--- Input records ---

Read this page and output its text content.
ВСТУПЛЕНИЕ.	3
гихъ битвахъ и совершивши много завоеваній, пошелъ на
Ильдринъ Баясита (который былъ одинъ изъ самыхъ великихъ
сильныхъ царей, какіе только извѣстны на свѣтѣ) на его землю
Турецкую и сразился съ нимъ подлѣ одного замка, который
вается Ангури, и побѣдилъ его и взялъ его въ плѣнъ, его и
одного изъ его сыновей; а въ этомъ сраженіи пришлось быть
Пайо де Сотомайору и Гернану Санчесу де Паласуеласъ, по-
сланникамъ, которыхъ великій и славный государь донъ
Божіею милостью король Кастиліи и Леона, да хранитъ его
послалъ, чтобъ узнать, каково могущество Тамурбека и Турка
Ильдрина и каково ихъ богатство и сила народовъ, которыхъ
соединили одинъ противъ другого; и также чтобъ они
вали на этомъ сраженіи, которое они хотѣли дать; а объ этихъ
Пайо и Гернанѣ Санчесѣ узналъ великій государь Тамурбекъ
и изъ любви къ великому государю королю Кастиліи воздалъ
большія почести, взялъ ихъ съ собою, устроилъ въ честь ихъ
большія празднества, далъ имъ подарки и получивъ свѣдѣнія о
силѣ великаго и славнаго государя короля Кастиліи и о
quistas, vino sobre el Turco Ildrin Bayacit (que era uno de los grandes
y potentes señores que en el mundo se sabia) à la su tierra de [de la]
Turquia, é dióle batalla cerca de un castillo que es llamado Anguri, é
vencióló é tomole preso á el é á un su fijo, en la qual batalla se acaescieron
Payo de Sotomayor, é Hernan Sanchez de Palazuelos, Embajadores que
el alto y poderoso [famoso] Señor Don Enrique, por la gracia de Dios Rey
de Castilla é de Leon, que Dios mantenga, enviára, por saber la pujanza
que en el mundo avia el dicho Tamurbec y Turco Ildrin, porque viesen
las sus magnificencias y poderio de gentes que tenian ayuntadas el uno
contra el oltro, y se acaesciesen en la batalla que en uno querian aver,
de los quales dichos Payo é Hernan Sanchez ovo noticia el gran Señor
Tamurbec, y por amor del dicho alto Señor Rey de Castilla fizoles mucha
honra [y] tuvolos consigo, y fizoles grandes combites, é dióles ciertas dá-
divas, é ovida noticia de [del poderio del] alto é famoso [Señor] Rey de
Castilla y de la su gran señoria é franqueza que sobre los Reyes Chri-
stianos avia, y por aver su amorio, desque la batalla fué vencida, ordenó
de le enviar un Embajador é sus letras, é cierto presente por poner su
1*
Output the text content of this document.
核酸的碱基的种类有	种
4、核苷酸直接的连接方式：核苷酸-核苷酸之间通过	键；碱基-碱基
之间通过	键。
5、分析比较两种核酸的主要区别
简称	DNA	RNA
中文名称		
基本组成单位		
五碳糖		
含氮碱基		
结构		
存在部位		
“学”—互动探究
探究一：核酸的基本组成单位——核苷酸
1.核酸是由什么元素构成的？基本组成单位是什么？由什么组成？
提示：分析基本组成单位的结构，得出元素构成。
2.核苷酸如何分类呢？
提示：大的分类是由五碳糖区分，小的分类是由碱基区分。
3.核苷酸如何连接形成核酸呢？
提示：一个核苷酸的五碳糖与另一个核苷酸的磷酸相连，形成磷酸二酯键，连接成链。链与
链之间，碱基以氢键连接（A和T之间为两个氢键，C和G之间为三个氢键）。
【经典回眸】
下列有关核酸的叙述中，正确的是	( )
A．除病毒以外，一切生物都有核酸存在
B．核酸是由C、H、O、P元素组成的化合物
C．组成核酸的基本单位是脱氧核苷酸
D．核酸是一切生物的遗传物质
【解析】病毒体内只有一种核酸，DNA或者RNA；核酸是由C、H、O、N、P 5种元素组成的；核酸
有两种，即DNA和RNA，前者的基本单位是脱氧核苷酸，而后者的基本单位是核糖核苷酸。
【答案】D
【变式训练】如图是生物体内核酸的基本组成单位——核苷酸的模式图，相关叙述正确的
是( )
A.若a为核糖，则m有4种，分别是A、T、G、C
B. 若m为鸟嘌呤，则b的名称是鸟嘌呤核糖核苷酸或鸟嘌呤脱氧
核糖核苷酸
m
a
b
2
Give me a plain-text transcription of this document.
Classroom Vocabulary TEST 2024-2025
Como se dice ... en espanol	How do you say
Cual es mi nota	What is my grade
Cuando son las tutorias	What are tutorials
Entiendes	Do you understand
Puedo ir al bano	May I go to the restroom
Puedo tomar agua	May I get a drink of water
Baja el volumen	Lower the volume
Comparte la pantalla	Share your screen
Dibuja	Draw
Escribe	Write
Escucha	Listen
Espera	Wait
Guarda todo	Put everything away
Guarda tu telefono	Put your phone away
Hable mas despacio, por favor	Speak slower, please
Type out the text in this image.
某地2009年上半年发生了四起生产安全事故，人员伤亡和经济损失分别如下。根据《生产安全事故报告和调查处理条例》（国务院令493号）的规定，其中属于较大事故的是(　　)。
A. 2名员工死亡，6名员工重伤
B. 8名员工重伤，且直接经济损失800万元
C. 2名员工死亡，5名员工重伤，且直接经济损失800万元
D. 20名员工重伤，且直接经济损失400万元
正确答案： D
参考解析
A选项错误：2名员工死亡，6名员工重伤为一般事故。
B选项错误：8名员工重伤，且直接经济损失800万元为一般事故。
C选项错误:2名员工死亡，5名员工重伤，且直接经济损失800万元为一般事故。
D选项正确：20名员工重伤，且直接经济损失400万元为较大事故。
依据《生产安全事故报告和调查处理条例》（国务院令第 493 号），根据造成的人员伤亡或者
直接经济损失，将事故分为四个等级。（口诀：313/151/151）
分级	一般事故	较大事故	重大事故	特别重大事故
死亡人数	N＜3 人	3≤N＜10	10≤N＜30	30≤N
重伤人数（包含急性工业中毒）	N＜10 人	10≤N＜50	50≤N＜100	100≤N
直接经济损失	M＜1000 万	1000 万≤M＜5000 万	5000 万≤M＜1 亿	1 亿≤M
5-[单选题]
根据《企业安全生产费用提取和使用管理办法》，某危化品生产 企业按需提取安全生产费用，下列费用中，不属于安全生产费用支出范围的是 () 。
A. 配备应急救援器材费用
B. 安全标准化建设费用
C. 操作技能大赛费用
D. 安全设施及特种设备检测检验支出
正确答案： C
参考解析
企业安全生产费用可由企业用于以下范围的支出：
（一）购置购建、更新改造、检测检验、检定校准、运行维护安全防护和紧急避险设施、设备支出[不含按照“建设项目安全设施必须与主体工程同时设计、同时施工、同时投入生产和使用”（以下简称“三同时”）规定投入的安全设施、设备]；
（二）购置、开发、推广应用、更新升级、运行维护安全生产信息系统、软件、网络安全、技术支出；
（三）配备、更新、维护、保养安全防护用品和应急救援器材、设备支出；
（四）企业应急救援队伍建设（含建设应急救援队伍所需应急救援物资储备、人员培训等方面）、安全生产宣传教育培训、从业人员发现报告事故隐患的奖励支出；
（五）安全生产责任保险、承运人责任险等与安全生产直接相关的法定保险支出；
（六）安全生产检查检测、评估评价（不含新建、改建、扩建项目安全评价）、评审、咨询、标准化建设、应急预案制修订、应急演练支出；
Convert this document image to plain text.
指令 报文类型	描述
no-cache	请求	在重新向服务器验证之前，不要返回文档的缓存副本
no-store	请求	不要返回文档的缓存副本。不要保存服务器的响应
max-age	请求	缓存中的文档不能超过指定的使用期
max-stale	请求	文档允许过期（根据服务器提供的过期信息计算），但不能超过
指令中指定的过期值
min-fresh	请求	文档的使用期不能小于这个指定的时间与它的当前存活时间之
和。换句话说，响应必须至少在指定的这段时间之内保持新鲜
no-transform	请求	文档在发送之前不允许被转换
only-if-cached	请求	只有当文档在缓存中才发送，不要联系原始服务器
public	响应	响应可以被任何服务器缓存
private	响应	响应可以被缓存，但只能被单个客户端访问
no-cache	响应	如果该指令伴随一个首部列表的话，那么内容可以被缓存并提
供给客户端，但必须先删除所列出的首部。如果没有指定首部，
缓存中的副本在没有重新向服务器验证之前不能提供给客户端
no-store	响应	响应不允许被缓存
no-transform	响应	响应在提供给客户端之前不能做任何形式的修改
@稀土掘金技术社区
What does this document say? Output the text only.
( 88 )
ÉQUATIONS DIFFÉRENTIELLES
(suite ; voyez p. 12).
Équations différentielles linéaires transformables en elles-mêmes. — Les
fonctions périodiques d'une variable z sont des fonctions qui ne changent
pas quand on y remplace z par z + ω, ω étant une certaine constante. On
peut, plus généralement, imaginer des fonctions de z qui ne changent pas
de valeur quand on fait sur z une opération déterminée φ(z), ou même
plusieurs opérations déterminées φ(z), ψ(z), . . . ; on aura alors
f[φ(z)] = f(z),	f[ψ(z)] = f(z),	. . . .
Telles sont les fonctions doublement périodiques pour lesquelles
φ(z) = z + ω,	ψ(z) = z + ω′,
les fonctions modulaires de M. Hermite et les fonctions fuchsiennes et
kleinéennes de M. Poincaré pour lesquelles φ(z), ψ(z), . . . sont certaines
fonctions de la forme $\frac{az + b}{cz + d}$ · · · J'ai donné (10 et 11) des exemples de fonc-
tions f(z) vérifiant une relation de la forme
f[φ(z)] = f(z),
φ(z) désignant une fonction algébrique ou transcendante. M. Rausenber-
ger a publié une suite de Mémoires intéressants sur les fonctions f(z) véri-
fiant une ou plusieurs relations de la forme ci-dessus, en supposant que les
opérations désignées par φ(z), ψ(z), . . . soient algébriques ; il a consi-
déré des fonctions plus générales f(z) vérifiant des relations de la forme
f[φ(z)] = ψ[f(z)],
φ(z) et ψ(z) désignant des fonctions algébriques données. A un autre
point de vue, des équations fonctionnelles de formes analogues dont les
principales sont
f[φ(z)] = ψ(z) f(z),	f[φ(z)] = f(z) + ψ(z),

---

__Given request__: Scan the material above for the word "Guarda". Copy each line where it occurs.

__Written solution__:
Guarda todo	Put everything away
Guarda tu telefono	Put your phone away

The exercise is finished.